> **WHAT YOU HAVE TO DO**
Below are some records: retype them all exactly, but not the pictures.

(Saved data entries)
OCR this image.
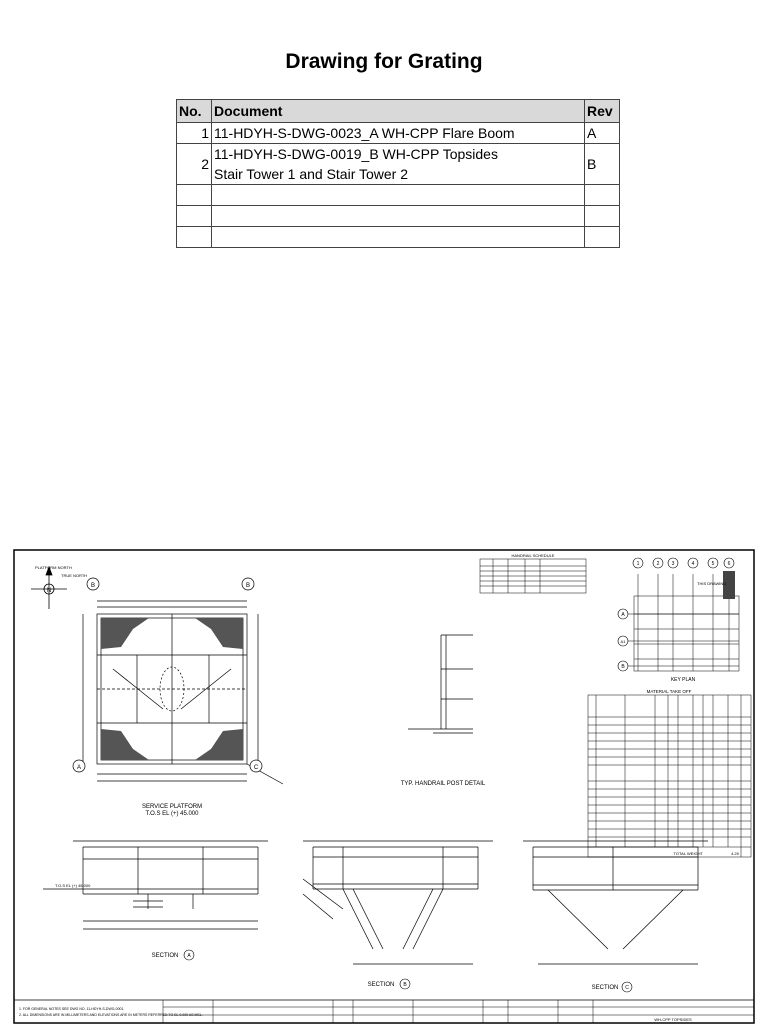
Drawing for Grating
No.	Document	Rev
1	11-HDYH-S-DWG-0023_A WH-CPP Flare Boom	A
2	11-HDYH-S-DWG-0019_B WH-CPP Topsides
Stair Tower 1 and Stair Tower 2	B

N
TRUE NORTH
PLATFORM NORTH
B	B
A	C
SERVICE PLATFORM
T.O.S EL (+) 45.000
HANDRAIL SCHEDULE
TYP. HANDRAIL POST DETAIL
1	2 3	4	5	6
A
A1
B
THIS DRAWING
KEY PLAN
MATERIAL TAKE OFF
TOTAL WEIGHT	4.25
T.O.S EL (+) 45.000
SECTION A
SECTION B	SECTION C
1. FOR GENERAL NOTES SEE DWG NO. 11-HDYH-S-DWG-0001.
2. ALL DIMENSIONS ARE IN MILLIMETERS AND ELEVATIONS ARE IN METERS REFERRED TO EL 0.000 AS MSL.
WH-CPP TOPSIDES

> **EXERCISE ANSWER**
OCR this image.
Drawing for Grating
No.	Document	Rev
1	11-HDYH-S-DWG-0023_A WH-CPP Flare Boom	A
2	11-HDYH-S-DWG-0019_B WH-CPP Topsides
Stair Tower 1 and Stair Tower 2	B

N
TRUE NORTH
PLATFORM NORTH
B	B
A	C
SERVICE PLATFORM
T.O.S EL (+) 45.000
HANDRAIL SCHEDULE
TYP. HANDRAIL POST DETAIL
1	2 3	4	5	6
A
A1
B
THIS DRAWING
KEY PLAN
MATERIAL TAKE OFF
TOTAL WEIGHT	4.25
T.O.S EL (+) 45.000
SECTION A
SECTION B	SECTION C
1. FOR GENERAL NOTES SEE DWG NO. 11-HDYH-S-DWG-0001.
2. ALL DIMENSIONS ARE IN MILLIMETERS AND ELEVATIONS ARE IN METERS REFERRED TO EL 0.000 AS MSL.
WH-CPP TOPSIDES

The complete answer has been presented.